[Stored data entries]
[start]

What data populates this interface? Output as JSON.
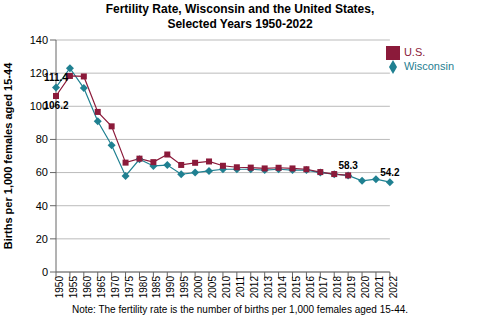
{
  "chart_data": {
    "type": "line",
    "title": "Fertility Rate, Wisconsin and the United States,\nSelected Years 1950-2022",
    "y_label": "Births per 1,000 females aged 15-44",
    "note": "Note: The fertility rate is the number of births per 1,000 females aged 15-44.",
    "categories": [
      "1950",
      "1955",
      "1960",
      "1965",
      "1970",
      "1975",
      "1980",
      "1985",
      "1990",
      "1995",
      "2000",
      "2005",
      "2010",
      "2011",
      "2012",
      "2013",
      "2014",
      "2015",
      "2016",
      "2017",
      "2018",
      "2019",
      "2020",
      "2021",
      "2022"
    ],
    "series": [
      {
        "name": "Wisconsin",
        "color": "#1f8091",
        "marker": "diamond",
        "values": [
          111.4,
          123,
          111,
          91,
          76.5,
          58,
          68,
          64,
          64.5,
          59,
          60,
          61,
          62,
          62,
          62,
          61.5,
          62,
          61.5,
          61.5,
          60,
          59,
          58.3,
          55,
          56,
          54.2
        ]
      },
      {
        "name": "U.S.",
        "color": "#8b1a3a",
        "marker": "square",
        "values": [
          106.2,
          118.3,
          118,
          96.6,
          87.9,
          66,
          68.4,
          66.3,
          70.9,
          64.6,
          65.9,
          66.7,
          64.1,
          63.2,
          63,
          62.5,
          62.9,
          62.5,
          62,
          60.3,
          59.1,
          58.3,
          null,
          null,
          null
        ]
      }
    ],
    "annotations": [
      {
        "series": "Wisconsin",
        "x": "1950",
        "label": "111.4"
      },
      {
        "series": "U.S.",
        "x": "1950",
        "label": "106.2"
      },
      {
        "series": "U.S.",
        "x": "2019",
        "label": "58.3"
      },
      {
        "series": "Wisconsin",
        "x": "2022",
        "label": "54.2"
      }
    ],
    "ylim": [
      0,
      140
    ],
    "yticks": [
      0,
      20,
      40,
      60,
      80,
      100,
      120,
      140
    ],
    "grid": true,
    "legend": "upper right"
  }
}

[end]

What is required
Replicate the material above verbatim; images stay out of the copy.

Output for this task
What data populates this interface? Output as JSON.
{
  "chart_data": {
    "type": "line",
    "title": "Fertility Rate, Wisconsin and the United States,\nSelected Years 1950-2022",
    "y_label": "Births per 1,000 females aged 15-44",
    "note": "Note: The fertility rate is the number of births per 1,000 females aged 15-44.",
    "categories": [
      "1950",
      "1955",
      "1960",
      "1965",
      "1970",
      "1975",
      "1980",
      "1985",
      "1990",
      "1995",
      "2000",
      "2005",
      "2010",
      "2011",
      "2012",
      "2013",
      "2014",
      "2015",
      "2016",
      "2017",
      "2018",
      "2019",
      "2020",
      "2021",
      "2022"
    ],
    "series": [
      {
        "name": "Wisconsin",
        "color": "#1f8091",
        "marker": "diamond",
        "values": [
          111.4,
          123,
          111,
          91,
          76.5,
          58,
          68,
          64,
          64.5,
          59,
          60,
          61,
          62,
          62,
          62,
          61.5,
          62,
          61.5,
          61.5,
          60,
          59,
          58.3,
          55,
          56,
          54.2
        ]
      },
      {
        "name": "U.S.",
        "color": "#8b1a3a",
        "marker": "square",
        "values": [
          106.2,
          118.3,
          118,
          96.6,
          87.9,
          66,
          68.4,
          66.3,
          70.9,
          64.6,
          65.9,
          66.7,
          64.1,
          63.2,
          63,
          62.5,
          62.9,
          62.5,
          62,
          60.3,
          59.1,
          58.3,
          null,
          null,
          null
        ]
      }
    ],
    "annotations": [
      {
        "series": "Wisconsin",
        "x": "1950",
        "label": "111.4"
      },
      {
        "series": "U.S.",
        "x": "1950",
        "label": "106.2"
      },
      {
        "series": "U.S.",
        "x": "2019",
        "label": "58.3"
      },
      {
        "series": "Wisconsin",
        "x": "2022",
        "label": "54.2"
      }
    ],
    "ylim": [
      0,
      140
    ],
    "yticks": [
      0,
      20,
      40,
      60,
      80,
      100,
      120,
      140
    ],
    "grid": true,
    "legend": "upper right"
  }
}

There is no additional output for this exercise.